** Material to process **
☆ ☆ ☆ ☆ ☆

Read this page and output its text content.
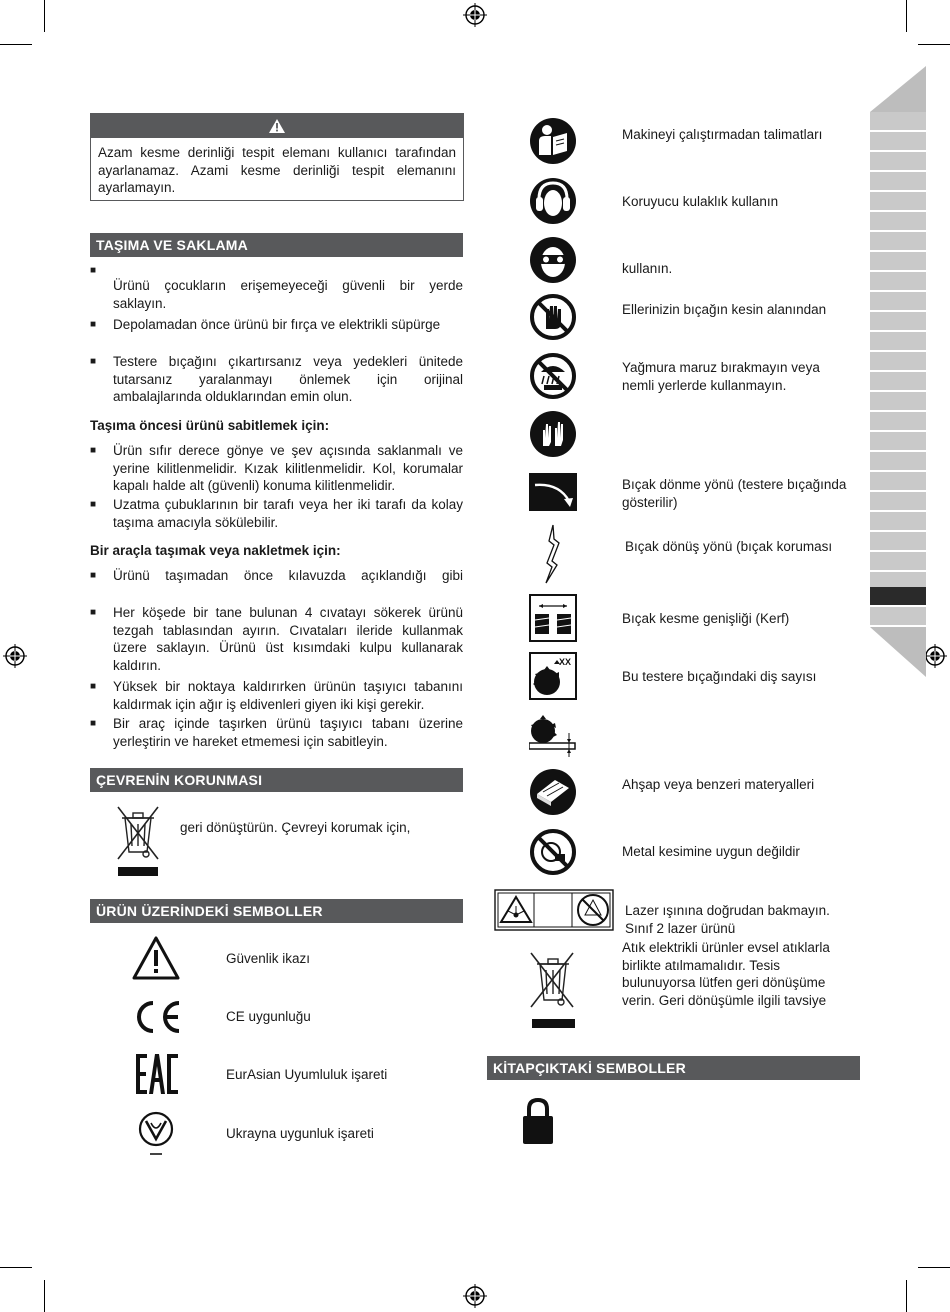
Azam kesme derinliği tespit elemanı kullanıcı tarafından ayarlanamaz. Azami kesme derinliği tespit elemanını ayarlamayın.
TAŞIMA VE SAKLAMA
■
Ürünü çocukların erişemeyeceği güvenli bir yerde saklayın.
■ Depolamadan önce ürünü bir fırça ve elektrikli süpürge
■ Testere bıçağını çıkartırsanız veya yedekleri ünitede tutarsanız yaralanmayı önlemek için orijinal ambalajlarında olduklarından emin olun.
Taşıma öncesi ürünü sabitlemek için:
■ Ürün sıfır derece gönye ve şev açısında saklanmalı ve yerine kilitlenmelidir. Kızak kilitlenmelidir. Kol, korumalar kapalı halde alt (güvenli) konuma kilitlenmelidir.
■ Uzatma çubuklarının bir tarafı veya her iki tarafı da kolay taşıma amacıyla sökülebilir.
Bir araçla taşımak veya nakletmek için:
■ Ürünü taşımadan önce kılavuzda açıklandığı gibi
■ Her köşede bir tane bulunan 4 cıvatayı sökerek ürünü tezgah tablasından ayırın. Cıvataları ileride kullanmak üzere saklayın. Ürünü üst kısımdaki kulpu kullanarak kaldırın.
■ Yüksek bir noktaya kaldırırken ürünün taşıyıcı tabanını kaldırmak için ağır iş eldivenleri giyen iki kişi gerekir.
■ Bir araç içinde taşırken ürünü taşıyıcı tabanı üzerine yerleştirin ve hareket etmemesi için sabitleyin.
ÇEVRENİN KORUNMASI
geri dönüştürün. Çevreyi korumak için,
ÜRÜN ÜZERİNDEKİ SEMBOLLER
Güvenlik ikazı
CE uygunluğu
EurAsian Uyumluluk işareti
Ukrayna uygunluk işareti
Makineyi çalıştırmadan talimatları
Koruyucu kulaklık kullanın
kullanın.
Ellerinizin bıçağın kesin alanından
Yağmura maruz bırakmayın veya nemli yerlerde kullanmayın.
Bıçak dönme yönü (testere bıçağında gösterilir)
Bıçak dönüş yönü (bıçak koruması
Bıçak kesme genişliği (Kerf)
XX
Bu testere bıçağındaki diş sayısı
Ahşap veya benzeri materyalleri
Metal kesimine uygun değildir
Lazer ışınına doğrudan bakmayın. Sınıf 2 lazer ürünü
Atık elektrikli ürünler evsel atıklarla birlikte atılmamalıdır. Tesis bulunuyorsa lütfen geri dönüşüme verin. Geri dönüşümle ilgili tavsiye
KİTAPÇIKTAKİ SEMBOLLER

☆ ☆ ☆ ☆ ☆

** Required work **
Copy the whole of the material above exactly, but not its images.

** Final result **
Read this page and output its text content.
Azam kesme derinliği tespit elemanı kullanıcı tarafından ayarlanamaz. Azami kesme derinliği tespit elemanını ayarlamayın.
TAŞIMA VE SAKLAMA
■
Ürünü çocukların erişemeyeceği güvenli bir yerde saklayın.
■ Depolamadan önce ürünü bir fırça ve elektrikli süpürge
■ Testere bıçağını çıkartırsanız veya yedekleri ünitede tutarsanız yaralanmayı önlemek için orijinal ambalajlarında olduklarından emin olun.
Taşıma öncesi ürünü sabitlemek için:
■ Ürün sıfır derece gönye ve şev açısında saklanmalı ve yerine kilitlenmelidir. Kızak kilitlenmelidir. Kol, korumalar kapalı halde alt (güvenli) konuma kilitlenmelidir.
■ Uzatma çubuklarının bir tarafı veya her iki tarafı da kolay taşıma amacıyla sökülebilir.
Bir araçla taşımak veya nakletmek için:
■ Ürünü taşımadan önce kılavuzda açıklandığı gibi
■ Her köşede bir tane bulunan 4 cıvatayı sökerek ürünü tezgah tablasından ayırın. Cıvataları ileride kullanmak üzere saklayın. Ürünü üst kısımdaki kulpu kullanarak kaldırın.
■ Yüksek bir noktaya kaldırırken ürünün taşıyıcı tabanını kaldırmak için ağır iş eldivenleri giyen iki kişi gerekir.
■ Bir araç içinde taşırken ürünü taşıyıcı tabanı üzerine yerleştirin ve hareket etmemesi için sabitleyin.
ÇEVRENİN KORUNMASI
geri dönüştürün. Çevreyi korumak için,
ÜRÜN ÜZERİNDEKİ SEMBOLLER
Güvenlik ikazı
CE uygunluğu
EurAsian Uyumluluk işareti
Ukrayna uygunluk işareti
Makineyi çalıştırmadan talimatları
Koruyucu kulaklık kullanın
kullanın.
Ellerinizin bıçağın kesin alanından
Yağmura maruz bırakmayın veya nemli yerlerde kullanmayın.
Bıçak dönme yönü (testere bıçağında gösterilir)
Bıçak dönüş yönü (bıçak koruması
Bıçak kesme genişliği (Kerf)
XX
Bu testere bıçağındaki diş sayısı
Ahşap veya benzeri materyalleri
Metal kesimine uygun değildir
Lazer ışınına doğrudan bakmayın. Sınıf 2 lazer ürünü
Atık elektrikli ürünler evsel atıklarla birlikte atılmamalıdır. Tesis bulunuyorsa lütfen geri dönüşüme verin. Geri dönüşümle ilgili tavsiye
KİTAPÇIKTAKİ SEMBOLLER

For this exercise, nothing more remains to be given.